• What is being asked
Take the listing and print it in full, exactly as given.

• Dataset listings of figures
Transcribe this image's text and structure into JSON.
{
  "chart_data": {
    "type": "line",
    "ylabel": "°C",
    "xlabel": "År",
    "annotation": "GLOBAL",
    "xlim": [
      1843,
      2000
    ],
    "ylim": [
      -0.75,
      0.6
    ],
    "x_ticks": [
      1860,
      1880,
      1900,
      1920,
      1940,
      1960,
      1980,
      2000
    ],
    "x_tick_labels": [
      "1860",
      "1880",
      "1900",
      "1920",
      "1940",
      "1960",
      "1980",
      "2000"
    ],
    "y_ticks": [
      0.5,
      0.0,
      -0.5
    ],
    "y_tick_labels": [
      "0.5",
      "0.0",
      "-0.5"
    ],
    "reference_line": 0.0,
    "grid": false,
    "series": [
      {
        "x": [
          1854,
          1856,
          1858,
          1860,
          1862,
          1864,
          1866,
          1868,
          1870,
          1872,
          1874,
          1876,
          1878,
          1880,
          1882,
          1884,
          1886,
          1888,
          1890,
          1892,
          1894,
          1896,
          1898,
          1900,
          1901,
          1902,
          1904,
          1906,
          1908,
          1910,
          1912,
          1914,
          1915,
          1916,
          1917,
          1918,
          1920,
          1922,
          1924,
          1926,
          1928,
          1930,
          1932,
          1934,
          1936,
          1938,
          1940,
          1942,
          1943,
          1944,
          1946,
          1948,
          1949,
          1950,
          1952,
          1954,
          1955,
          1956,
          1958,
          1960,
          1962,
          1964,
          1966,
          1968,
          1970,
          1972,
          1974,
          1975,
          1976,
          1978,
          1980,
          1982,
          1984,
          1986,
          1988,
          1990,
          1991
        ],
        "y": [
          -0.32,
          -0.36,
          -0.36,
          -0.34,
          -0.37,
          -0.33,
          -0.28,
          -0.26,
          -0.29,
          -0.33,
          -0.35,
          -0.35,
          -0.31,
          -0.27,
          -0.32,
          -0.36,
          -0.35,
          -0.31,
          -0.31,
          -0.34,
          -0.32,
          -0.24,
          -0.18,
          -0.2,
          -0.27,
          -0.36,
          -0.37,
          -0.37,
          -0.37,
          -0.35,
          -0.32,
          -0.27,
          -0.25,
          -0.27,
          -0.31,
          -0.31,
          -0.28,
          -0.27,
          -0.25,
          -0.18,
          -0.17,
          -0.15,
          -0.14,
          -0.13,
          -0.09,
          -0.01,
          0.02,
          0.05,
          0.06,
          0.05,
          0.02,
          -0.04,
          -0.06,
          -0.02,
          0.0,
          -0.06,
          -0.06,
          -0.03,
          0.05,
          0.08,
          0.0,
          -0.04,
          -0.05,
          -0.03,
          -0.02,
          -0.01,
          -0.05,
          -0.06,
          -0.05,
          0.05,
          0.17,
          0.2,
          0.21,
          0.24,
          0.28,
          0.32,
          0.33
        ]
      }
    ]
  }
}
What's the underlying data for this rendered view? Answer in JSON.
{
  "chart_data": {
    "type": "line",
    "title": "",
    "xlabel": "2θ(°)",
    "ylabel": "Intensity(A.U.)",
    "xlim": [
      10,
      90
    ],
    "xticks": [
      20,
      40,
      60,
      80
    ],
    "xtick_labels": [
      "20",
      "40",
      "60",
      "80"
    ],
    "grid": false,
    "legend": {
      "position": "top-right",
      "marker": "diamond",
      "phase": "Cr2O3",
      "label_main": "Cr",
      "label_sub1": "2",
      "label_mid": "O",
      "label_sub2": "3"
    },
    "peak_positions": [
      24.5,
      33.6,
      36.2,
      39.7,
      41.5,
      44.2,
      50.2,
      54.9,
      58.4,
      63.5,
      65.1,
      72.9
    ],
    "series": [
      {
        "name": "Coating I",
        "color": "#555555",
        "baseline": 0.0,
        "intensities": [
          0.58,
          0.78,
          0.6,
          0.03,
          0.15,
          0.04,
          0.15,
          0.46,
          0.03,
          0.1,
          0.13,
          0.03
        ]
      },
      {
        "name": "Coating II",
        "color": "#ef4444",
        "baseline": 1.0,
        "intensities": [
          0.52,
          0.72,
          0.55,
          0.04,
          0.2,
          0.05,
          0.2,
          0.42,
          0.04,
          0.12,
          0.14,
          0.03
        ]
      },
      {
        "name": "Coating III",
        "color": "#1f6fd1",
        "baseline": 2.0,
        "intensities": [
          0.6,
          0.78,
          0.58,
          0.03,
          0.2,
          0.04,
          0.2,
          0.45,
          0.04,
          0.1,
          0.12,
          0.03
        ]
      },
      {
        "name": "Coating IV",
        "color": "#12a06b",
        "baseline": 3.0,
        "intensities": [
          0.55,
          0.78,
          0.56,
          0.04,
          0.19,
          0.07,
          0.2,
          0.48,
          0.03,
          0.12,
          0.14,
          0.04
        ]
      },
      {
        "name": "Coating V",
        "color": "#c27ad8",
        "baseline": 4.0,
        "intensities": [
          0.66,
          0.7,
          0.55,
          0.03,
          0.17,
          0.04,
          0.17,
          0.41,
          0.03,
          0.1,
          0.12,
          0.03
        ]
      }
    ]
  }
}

• Result of this task
Transcribe this image's text and structure into JSON.
{
  "chart_data": {
    "type": "line",
    "ylabel": "°C",
    "xlabel": "År",
    "annotation": "GLOBAL",
    "xlim": [
      1843,
      2000
    ],
    "ylim": [
      -0.75,
      0.6
    ],
    "x_ticks": [
      1860,
      1880,
      1900,
      1920,
      1940,
      1960,
      1980,
      2000
    ],
    "x_tick_labels": [
      "1860",
      "1880",
      "1900",
      "1920",
      "1940",
      "1960",
      "1980",
      "2000"
    ],
    "y_ticks": [
      0.5,
      0.0,
      -0.5
    ],
    "y_tick_labels": [
      "0.5",
      "0.0",
      "-0.5"
    ],
    "reference_line": 0.0,
    "grid": false,
    "series": [
      {
        "x": [
          1854,
          1856,
          1858,
          1860,
          1862,
          1864,
          1866,
          1868,
          1870,
          1872,
          1874,
          1876,
          1878,
          1880,
          1882,
          1884,
          1886,
          1888,
          1890,
          1892,
          1894,
          1896,
          1898,
          1900,
          1901,
          1902,
          1904,
          1906,
          1908,
          1910,
          1912,
          1914,
          1915,
          1916,
          1917,
          1918,
          1920,
          1922,
          1924,
          1926,
          1928,
          1930,
          1932,
          1934,
          1936,
          1938,
          1940,
          1942,
          1943,
          1944,
          1946,
          1948,
          1949,
          1950,
          1952,
          1954,
          1955,
          1956,
          1958,
          1960,
          1962,
          1964,
          1966,
          1968,
          1970,
          1972,
          1974,
          1975,
          1976,
          1978,
          1980,
          1982,
          1984,
          1986,
          1988,
          1990,
          1991
        ],
        "y": [
          -0.32,
          -0.36,
          -0.36,
          -0.34,
          -0.37,
          -0.33,
          -0.28,
          -0.26,
          -0.29,
          -0.33,
          -0.35,
          -0.35,
          -0.31,
          -0.27,
          -0.32,
          -0.36,
          -0.35,
          -0.31,
          -0.31,
          -0.34,
          -0.32,
          -0.24,
          -0.18,
          -0.2,
          -0.27,
          -0.36,
          -0.37,
          -0.37,
          -0.37,
          -0.35,
          -0.32,
          -0.27,
          -0.25,
          -0.27,
          -0.31,
          -0.31,
          -0.28,
          -0.27,
          -0.25,
          -0.18,
          -0.17,
          -0.15,
          -0.14,
          -0.13,
          -0.09,
          -0.01,
          0.02,
          0.05,
          0.06,
          0.05,
          0.02,
          -0.04,
          -0.06,
          -0.02,
          0.0,
          -0.06,
          -0.06,
          -0.03,
          0.05,
          0.08,
          0.0,
          -0.04,
          -0.05,
          -0.03,
          -0.02,
          -0.01,
          -0.05,
          -0.06,
          -0.05,
          0.05,
          0.17,
          0.2,
          0.21,
          0.24,
          0.28,
          0.32,
          0.33
        ]
      }
    ]
  }
}
What's the underlying data for this rendered view? Answer in JSON.
{
  "chart_data": {
    "type": "line",
    "title": "",
    "xlabel": "2θ(°)",
    "ylabel": "Intensity(A.U.)",
    "xlim": [
      10,
      90
    ],
    "xticks": [
      20,
      40,
      60,
      80
    ],
    "xtick_labels": [
      "20",
      "40",
      "60",
      "80"
    ],
    "grid": false,
    "legend": {
      "position": "top-right",
      "marker": "diamond",
      "phase": "Cr2O3",
      "label_main": "Cr",
      "label_sub1": "2",
      "label_mid": "O",
      "label_sub2": "3"
    },
    "peak_positions": [
      24.5,
      33.6,
      36.2,
      39.7,
      41.5,
      44.2,
      50.2,
      54.9,
      58.4,
      63.5,
      65.1,
      72.9
    ],
    "series": [
      {
        "name": "Coating I",
        "color": "#555555",
        "baseline": 0.0,
        "intensities": [
          0.58,
          0.78,
          0.6,
          0.03,
          0.15,
          0.04,
          0.15,
          0.46,
          0.03,
          0.1,
          0.13,
          0.03
        ]
      },
      {
        "name": "Coating II",
        "color": "#ef4444",
        "baseline": 1.0,
        "intensities": [
          0.52,
          0.72,
          0.55,
          0.04,
          0.2,
          0.05,
          0.2,
          0.42,
          0.04,
          0.12,
          0.14,
          0.03
        ]
      },
      {
        "name": "Coating III",
        "color": "#1f6fd1",
        "baseline": 2.0,
        "intensities": [
          0.6,
          0.78,
          0.58,
          0.03,
          0.2,
          0.04,
          0.2,
          0.45,
          0.04,
          0.1,
          0.12,
          0.03
        ]
      },
      {
        "name": "Coating IV",
        "color": "#12a06b",
        "baseline": 3.0,
        "intensities": [
          0.55,
          0.78,
          0.56,
          0.04,
          0.19,
          0.07,
          0.2,
          0.48,
          0.03,
          0.12,
          0.14,
          0.04
        ]
      },
      {
        "name": "Coating V",
        "color": "#c27ad8",
        "baseline": 4.0,
        "intensities": [
          0.66,
          0.7,
          0.55,
          0.03,
          0.17,
          0.04,
          0.17,
          0.41,
          0.03,
          0.1,
          0.12,
          0.03
        ]
      }
    ]
  }
}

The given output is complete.